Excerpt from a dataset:
--- START ---

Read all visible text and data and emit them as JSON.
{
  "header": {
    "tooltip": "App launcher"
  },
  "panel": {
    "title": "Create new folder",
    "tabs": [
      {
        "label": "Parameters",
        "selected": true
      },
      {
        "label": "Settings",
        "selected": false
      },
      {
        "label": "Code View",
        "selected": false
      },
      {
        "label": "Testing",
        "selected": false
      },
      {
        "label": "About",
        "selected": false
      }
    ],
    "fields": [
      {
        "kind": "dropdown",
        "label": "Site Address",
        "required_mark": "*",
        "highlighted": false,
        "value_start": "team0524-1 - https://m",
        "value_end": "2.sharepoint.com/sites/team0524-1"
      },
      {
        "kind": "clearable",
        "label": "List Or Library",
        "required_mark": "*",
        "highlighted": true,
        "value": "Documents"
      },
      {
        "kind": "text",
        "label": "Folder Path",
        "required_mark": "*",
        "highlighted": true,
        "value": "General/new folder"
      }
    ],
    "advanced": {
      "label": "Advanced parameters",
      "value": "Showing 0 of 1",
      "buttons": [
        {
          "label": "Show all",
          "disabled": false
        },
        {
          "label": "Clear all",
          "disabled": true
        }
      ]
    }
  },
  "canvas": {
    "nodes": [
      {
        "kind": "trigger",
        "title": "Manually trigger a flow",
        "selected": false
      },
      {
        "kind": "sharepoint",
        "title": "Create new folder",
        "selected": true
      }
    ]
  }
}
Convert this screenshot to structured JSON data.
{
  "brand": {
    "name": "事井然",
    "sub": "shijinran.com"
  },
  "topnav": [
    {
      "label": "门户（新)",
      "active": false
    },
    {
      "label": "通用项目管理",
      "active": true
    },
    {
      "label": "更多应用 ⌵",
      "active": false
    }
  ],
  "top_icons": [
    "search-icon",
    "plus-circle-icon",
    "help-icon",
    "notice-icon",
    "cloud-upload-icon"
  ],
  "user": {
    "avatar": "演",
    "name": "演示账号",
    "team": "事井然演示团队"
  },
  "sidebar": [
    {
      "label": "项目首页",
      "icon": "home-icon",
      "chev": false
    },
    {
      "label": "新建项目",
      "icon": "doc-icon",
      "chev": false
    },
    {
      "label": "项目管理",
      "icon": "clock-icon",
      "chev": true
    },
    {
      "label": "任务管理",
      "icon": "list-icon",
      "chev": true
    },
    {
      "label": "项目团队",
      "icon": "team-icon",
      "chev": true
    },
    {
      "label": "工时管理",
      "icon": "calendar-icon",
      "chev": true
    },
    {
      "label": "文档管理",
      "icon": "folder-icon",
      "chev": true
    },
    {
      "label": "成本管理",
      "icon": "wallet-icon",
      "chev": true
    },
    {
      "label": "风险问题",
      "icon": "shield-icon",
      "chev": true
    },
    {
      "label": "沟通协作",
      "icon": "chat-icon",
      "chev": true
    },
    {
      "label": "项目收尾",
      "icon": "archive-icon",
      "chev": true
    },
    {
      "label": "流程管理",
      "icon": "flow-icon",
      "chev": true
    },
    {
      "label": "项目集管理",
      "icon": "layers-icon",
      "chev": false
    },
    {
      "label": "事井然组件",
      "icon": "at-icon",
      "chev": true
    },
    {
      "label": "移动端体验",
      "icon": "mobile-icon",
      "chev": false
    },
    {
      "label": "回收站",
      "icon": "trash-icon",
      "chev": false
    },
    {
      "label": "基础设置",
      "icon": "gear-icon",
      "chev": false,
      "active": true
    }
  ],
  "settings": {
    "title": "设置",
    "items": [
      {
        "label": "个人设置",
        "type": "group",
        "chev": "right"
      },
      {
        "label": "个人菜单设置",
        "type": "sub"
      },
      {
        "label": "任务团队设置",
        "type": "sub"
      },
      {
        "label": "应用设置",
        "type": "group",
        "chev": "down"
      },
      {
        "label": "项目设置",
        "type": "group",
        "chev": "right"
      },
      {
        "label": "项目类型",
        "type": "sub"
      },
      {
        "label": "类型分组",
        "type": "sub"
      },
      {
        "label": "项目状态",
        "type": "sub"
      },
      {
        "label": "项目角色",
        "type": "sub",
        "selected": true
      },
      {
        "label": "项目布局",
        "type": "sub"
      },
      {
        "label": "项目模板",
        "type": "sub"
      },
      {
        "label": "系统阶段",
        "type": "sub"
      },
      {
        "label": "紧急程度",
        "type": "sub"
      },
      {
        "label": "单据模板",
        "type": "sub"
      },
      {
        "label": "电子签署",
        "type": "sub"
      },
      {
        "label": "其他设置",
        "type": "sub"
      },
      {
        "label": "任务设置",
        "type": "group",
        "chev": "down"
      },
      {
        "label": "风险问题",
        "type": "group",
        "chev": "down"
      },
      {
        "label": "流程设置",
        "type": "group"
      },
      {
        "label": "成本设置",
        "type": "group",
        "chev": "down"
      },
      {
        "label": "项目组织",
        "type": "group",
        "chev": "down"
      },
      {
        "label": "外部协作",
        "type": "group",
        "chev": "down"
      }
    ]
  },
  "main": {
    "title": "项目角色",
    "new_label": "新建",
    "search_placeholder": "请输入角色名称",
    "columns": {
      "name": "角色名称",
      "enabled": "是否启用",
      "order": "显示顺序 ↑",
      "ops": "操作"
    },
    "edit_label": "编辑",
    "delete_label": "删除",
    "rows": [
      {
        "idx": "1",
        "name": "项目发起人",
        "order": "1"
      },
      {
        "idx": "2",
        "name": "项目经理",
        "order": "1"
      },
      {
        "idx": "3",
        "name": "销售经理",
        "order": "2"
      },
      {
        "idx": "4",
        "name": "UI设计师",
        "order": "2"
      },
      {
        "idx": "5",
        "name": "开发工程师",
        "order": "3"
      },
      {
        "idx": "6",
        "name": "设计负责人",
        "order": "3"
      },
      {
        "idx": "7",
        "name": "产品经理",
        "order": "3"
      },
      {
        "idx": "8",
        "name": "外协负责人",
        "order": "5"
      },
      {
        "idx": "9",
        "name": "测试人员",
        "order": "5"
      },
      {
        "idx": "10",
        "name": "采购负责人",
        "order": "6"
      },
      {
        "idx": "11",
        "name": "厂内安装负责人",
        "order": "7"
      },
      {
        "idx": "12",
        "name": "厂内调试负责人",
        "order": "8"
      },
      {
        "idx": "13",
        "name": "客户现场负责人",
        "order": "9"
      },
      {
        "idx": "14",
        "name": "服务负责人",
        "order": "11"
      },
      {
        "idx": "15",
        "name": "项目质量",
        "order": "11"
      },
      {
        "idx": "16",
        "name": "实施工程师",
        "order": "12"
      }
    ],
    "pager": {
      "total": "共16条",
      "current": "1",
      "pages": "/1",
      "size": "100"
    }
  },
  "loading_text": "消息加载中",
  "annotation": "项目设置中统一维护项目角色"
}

--- END ---

__To do__. Output an exact copy of each record.

__Response to the exercise__.
Read all visible text and data and emit them as JSON.
{
  "header": {
    "tooltip": "App launcher"
  },
  "panel": {
    "title": "Create new folder",
    "tabs": [
      {
        "label": "Parameters",
        "selected": true
      },
      {
        "label": "Settings",
        "selected": false
      },
      {
        "label": "Code View",
        "selected": false
      },
      {
        "label": "Testing",
        "selected": false
      },
      {
        "label": "About",
        "selected": false
      }
    ],
    "fields": [
      {
        "kind": "dropdown",
        "label": "Site Address",
        "required_mark": "*",
        "highlighted": false,
        "value_start": "team0524-1 - https://m",
        "value_end": "2.sharepoint.com/sites/team0524-1"
      },
      {
        "kind": "clearable",
        "label": "List Or Library",
        "required_mark": "*",
        "highlighted": true,
        "value": "Documents"
      },
      {
        "kind": "text",
        "label": "Folder Path",
        "required_mark": "*",
        "highlighted": true,
        "value": "General/new folder"
      }
    ],
    "advanced": {
      "label": "Advanced parameters",
      "value": "Showing 0 of 1",
      "buttons": [
        {
          "label": "Show all",
          "disabled": false
        },
        {
          "label": "Clear all",
          "disabled": true
        }
      ]
    }
  },
  "canvas": {
    "nodes": [
      {
        "kind": "trigger",
        "title": "Manually trigger a flow",
        "selected": false
      },
      {
        "kind": "sharepoint",
        "title": "Create new folder",
        "selected": true
      }
    ]
  }
}
Convert this screenshot to structured JSON data.
{
  "brand": {
    "name": "事井然",
    "sub": "shijinran.com"
  },
  "topnav": [
    {
      "label": "门户（新)",
      "active": false
    },
    {
      "label": "通用项目管理",
      "active": true
    },
    {
      "label": "更多应用 ⌵",
      "active": false
    }
  ],
  "top_icons": [
    "search-icon",
    "plus-circle-icon",
    "help-icon",
    "notice-icon",
    "cloud-upload-icon"
  ],
  "user": {
    "avatar": "演",
    "name": "演示账号",
    "team": "事井然演示团队"
  },
  "sidebar": [
    {
      "label": "项目首页",
      "icon": "home-icon",
      "chev": false
    },
    {
      "label": "新建项目",
      "icon": "doc-icon",
      "chev": false
    },
    {
      "label": "项目管理",
      "icon": "clock-icon",
      "chev": true
    },
    {
      "label": "任务管理",
      "icon": "list-icon",
      "chev": true
    },
    {
      "label": "项目团队",
      "icon": "team-icon",
      "chev": true
    },
    {
      "label": "工时管理",
      "icon": "calendar-icon",
      "chev": true
    },
    {
      "label": "文档管理",
      "icon": "folder-icon",
      "chev": true
    },
    {
      "label": "成本管理",
      "icon": "wallet-icon",
      "chev": true
    },
    {
      "label": "风险问题",
      "icon": "shield-icon",
      "chev": true
    },
    {
      "label": "沟通协作",
      "icon": "chat-icon",
      "chev": true
    },
    {
      "label": "项目收尾",
      "icon": "archive-icon",
      "chev": true
    },
    {
      "label": "流程管理",
      "icon": "flow-icon",
      "chev": true
    },
    {
      "label": "项目集管理",
      "icon": "layers-icon",
      "chev": false
    },
    {
      "label": "事井然组件",
      "icon": "at-icon",
      "chev": true
    },
    {
      "label": "移动端体验",
      "icon": "mobile-icon",
      "chev": false
    },
    {
      "label": "回收站",
      "icon": "trash-icon",
      "chev": false
    },
    {
      "label": "基础设置",
      "icon": "gear-icon",
      "chev": false,
      "active": true
    }
  ],
  "settings": {
    "title": "设置",
    "items": [
      {
        "label": "个人设置",
        "type": "group",
        "chev": "right"
      },
      {
        "label": "个人菜单设置",
        "type": "sub"
      },
      {
        "label": "任务团队设置",
        "type": "sub"
      },
      {
        "label": "应用设置",
        "type": "group",
        "chev": "down"
      },
      {
        "label": "项目设置",
        "type": "group",
        "chev": "right"
      },
      {
        "label": "项目类型",
        "type": "sub"
      },
      {
        "label": "类型分组",
        "type": "sub"
      },
      {
        "label": "项目状态",
        "type": "sub"
      },
      {
        "label": "项目角色",
        "type": "sub",
        "selected": true
      },
      {
        "label": "项目布局",
        "type": "sub"
      },
      {
        "label": "项目模板",
        "type": "sub"
      },
      {
        "label": "系统阶段",
        "type": "sub"
      },
      {
        "label": "紧急程度",
        "type": "sub"
      },
      {
        "label": "单据模板",
        "type": "sub"
      },
      {
        "label": "电子签署",
        "type": "sub"
      },
      {
        "label": "其他设置",
        "type": "sub"
      },
      {
        "label": "任务设置",
        "type": "group",
        "chev": "down"
      },
      {
        "label": "风险问题",
        "type": "group",
        "chev": "down"
      },
      {
        "label": "流程设置",
        "type": "group"
      },
      {
        "label": "成本设置",
        "type": "group",
        "chev": "down"
      },
      {
        "label": "项目组织",
        "type": "group",
        "chev": "down"
      },
      {
        "label": "外部协作",
        "type": "group",
        "chev": "down"
      }
    ]
  },
  "main": {
    "title": "项目角色",
    "new_label": "新建",
    "search_placeholder": "请输入角色名称",
    "columns": {
      "name": "角色名称",
      "enabled": "是否启用",
      "order": "显示顺序 ↑",
      "ops": "操作"
    },
    "edit_label": "编辑",
    "delete_label": "删除",
    "rows": [
      {
        "idx": "1",
        "name": "项目发起人",
        "order": "1"
      },
      {
        "idx": "2",
        "name": "项目经理",
        "order": "1"
      },
      {
        "idx": "3",
        "name": "销售经理",
        "order": "2"
      },
      {
        "idx": "4",
        "name": "UI设计师",
        "order": "2"
      },
      {
        "idx": "5",
        "name": "开发工程师",
        "order": "3"
      },
      {
        "idx": "6",
        "name": "设计负责人",
        "order": "3"
      },
      {
        "idx": "7",
        "name": "产品经理",
        "order": "3"
      },
      {
        "idx": "8",
        "name": "外协负责人",
        "order": "5"
      },
      {
        "idx": "9",
        "name": "测试人员",
        "order": "5"
      },
      {
        "idx": "10",
        "name": "采购负责人",
        "order": "6"
      },
      {
        "idx": "11",
        "name": "厂内安装负责人",
        "order": "7"
      },
      {
        "idx": "12",
        "name": "厂内调试负责人",
        "order": "8"
      },
      {
        "idx": "13",
        "name": "客户现场负责人",
        "order": "9"
      },
      {
        "idx": "14",
        "name": "服务负责人",
        "order": "11"
      },
      {
        "idx": "15",
        "name": "项目质量",
        "order": "11"
      },
      {
        "idx": "16",
        "name": "实施工程师",
        "order": "12"
      }
    ],
    "pager": {
      "total": "共16条",
      "current": "1",
      "pages": "/1",
      "size": "100"
    }
  },
  "loading_text": "消息加载中",
  "annotation": "项目设置中统一维护项目角色"
}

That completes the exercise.